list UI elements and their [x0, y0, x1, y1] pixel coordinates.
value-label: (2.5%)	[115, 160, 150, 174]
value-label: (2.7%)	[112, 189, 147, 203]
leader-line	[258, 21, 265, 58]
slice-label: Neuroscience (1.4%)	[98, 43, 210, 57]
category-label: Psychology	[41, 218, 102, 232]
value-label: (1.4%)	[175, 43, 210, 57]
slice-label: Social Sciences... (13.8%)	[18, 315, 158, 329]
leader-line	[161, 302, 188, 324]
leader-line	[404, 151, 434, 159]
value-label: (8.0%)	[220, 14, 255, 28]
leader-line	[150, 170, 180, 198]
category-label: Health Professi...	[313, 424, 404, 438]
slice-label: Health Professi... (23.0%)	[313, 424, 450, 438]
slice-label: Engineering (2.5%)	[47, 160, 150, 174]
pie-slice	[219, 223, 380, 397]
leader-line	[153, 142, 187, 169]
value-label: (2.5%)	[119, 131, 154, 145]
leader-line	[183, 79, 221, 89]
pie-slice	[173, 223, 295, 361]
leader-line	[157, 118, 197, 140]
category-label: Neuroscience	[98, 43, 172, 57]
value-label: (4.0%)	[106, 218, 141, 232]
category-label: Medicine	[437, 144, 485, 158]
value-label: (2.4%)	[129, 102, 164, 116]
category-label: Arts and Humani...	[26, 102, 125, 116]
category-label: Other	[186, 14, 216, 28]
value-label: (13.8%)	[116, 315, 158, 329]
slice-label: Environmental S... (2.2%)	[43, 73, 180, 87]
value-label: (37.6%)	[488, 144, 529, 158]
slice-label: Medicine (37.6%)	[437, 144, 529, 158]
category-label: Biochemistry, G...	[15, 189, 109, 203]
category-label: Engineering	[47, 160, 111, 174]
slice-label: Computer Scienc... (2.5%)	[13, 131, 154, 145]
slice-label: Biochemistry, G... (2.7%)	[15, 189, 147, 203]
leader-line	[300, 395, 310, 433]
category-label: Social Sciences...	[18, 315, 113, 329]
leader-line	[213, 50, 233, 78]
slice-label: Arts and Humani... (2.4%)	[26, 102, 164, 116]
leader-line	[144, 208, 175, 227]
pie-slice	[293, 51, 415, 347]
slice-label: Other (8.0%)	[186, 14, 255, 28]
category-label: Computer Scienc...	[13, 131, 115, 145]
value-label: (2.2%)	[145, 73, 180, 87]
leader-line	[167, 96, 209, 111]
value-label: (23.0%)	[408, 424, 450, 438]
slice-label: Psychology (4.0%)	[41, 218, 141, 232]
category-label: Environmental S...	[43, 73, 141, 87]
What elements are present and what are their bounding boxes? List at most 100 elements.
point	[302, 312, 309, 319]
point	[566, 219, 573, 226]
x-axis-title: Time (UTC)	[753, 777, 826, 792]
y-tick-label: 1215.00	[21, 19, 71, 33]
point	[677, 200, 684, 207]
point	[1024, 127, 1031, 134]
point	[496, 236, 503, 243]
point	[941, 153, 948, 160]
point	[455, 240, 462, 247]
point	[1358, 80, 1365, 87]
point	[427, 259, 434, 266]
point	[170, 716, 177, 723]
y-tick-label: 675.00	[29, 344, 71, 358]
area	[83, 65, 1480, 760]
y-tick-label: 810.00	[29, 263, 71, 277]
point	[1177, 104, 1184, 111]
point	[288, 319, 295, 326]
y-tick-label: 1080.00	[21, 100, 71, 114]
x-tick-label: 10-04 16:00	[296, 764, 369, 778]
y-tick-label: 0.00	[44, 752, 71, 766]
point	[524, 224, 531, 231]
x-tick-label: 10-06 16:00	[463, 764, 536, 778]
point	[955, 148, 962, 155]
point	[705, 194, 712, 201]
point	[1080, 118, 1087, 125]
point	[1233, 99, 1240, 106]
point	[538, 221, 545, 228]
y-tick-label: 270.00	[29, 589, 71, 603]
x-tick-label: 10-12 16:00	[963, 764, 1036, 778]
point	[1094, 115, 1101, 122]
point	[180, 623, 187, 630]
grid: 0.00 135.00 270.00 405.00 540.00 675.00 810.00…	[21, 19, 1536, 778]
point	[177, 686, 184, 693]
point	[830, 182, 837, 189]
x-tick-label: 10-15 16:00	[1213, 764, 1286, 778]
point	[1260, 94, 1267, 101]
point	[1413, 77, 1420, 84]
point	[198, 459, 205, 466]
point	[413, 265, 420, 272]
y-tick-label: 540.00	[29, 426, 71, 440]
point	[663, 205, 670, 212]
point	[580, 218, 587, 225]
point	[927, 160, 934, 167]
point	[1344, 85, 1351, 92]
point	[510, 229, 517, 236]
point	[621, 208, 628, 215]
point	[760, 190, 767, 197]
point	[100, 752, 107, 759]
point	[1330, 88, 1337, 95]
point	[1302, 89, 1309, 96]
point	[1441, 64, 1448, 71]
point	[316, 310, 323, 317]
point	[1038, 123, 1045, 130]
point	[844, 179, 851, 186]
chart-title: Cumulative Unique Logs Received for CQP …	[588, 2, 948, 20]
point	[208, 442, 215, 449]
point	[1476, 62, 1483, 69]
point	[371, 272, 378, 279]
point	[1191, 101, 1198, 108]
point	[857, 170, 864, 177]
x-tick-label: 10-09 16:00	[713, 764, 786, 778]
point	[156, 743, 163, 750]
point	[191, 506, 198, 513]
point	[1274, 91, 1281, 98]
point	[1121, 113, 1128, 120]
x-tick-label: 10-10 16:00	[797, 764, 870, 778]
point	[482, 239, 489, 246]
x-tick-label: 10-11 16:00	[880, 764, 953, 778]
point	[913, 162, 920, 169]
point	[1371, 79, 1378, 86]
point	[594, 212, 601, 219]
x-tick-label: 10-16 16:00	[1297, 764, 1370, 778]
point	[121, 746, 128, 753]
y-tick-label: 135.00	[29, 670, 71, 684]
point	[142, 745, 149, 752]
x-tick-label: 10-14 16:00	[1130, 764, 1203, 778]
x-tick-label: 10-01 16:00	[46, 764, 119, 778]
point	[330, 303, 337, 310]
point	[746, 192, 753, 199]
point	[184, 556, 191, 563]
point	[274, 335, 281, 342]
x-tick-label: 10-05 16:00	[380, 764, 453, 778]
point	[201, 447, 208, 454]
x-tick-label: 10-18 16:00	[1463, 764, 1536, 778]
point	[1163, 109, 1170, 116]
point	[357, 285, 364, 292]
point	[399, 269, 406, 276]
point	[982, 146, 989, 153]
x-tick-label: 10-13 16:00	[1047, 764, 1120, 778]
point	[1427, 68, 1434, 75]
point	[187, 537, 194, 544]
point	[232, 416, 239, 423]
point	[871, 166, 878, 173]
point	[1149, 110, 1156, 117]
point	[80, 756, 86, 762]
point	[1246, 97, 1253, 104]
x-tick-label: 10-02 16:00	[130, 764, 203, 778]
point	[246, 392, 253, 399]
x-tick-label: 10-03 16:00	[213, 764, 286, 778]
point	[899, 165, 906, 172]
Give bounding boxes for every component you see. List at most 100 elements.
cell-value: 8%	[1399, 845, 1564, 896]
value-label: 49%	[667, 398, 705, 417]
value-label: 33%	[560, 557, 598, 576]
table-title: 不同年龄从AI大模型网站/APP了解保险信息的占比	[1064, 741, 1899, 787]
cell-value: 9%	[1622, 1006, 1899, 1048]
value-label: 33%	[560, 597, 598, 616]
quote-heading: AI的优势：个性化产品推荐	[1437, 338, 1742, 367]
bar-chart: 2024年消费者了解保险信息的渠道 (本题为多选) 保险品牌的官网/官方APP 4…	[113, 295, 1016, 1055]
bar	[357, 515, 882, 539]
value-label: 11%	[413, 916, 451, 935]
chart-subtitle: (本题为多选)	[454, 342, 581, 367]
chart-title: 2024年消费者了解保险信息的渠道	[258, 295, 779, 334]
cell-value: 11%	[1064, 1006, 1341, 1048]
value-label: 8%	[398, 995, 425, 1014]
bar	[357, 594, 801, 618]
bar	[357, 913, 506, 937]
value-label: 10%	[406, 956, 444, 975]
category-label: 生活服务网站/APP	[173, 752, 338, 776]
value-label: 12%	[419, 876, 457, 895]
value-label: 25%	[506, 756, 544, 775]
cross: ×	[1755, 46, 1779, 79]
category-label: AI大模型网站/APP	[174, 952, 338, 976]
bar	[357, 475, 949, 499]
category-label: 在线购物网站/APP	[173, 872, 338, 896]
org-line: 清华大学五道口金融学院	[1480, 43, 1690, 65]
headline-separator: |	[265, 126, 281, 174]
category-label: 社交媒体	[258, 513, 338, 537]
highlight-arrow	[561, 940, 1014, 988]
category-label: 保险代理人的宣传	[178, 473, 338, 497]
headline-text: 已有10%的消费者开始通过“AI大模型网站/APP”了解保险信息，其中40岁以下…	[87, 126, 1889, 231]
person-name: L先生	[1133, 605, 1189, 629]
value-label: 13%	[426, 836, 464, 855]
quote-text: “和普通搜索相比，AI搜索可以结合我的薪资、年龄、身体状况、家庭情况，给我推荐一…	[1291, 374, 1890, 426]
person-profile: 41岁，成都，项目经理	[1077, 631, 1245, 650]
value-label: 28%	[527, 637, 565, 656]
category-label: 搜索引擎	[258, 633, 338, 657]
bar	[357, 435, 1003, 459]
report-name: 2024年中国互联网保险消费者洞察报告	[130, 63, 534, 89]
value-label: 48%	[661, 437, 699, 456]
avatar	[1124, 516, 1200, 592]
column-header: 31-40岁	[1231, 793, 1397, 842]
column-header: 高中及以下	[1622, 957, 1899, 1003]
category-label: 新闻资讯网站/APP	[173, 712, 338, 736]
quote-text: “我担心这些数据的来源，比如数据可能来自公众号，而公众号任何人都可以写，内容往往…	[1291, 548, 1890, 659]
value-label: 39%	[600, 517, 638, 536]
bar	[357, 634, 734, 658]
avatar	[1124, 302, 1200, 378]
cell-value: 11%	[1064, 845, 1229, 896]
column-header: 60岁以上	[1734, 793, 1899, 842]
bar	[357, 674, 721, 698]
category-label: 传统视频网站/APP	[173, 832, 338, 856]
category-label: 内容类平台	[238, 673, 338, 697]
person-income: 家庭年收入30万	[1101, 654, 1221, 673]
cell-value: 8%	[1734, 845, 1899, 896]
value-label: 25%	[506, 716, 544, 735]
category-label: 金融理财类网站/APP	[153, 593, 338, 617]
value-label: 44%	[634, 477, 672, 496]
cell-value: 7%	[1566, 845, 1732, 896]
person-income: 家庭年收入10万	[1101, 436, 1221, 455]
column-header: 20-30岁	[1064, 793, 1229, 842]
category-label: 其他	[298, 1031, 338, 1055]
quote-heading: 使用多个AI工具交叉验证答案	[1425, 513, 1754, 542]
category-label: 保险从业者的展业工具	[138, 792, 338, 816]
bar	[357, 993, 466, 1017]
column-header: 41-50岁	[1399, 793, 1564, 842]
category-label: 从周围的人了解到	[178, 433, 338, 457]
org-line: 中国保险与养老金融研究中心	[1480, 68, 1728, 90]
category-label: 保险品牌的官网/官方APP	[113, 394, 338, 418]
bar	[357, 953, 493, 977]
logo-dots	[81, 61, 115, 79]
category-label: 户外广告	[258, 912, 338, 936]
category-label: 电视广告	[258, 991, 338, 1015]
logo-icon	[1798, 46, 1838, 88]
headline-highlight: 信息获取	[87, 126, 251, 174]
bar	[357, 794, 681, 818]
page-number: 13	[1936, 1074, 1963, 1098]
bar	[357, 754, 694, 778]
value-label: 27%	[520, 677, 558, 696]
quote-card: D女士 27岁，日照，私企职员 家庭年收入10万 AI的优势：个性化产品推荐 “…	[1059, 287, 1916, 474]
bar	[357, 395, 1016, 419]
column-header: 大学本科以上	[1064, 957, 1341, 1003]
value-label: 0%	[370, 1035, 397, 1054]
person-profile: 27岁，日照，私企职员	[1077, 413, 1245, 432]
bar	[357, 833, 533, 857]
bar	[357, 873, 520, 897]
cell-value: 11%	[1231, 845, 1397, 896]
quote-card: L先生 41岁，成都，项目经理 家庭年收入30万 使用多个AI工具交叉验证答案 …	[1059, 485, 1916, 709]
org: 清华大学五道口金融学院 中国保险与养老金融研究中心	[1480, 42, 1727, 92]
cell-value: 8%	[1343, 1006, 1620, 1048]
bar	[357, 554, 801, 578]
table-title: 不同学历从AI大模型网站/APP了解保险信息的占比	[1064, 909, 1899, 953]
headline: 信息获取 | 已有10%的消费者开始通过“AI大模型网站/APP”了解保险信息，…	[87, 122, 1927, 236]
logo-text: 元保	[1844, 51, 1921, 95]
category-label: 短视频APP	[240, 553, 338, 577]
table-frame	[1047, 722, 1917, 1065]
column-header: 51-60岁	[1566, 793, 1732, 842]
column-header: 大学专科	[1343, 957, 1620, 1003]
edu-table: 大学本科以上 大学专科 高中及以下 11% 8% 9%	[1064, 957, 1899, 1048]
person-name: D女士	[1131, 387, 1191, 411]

========================

__PROMPT__
Pull out every line in the rows above that contains the string "信息获取".

__CORRECT ANSWER__
headline-highlight: 信息获取	[87, 126, 251, 174]
headline: 信息获取 | 已有10%的消费者开始通过“AI大模型网站/APP”了解保险信息，…	[87, 122, 1927, 236]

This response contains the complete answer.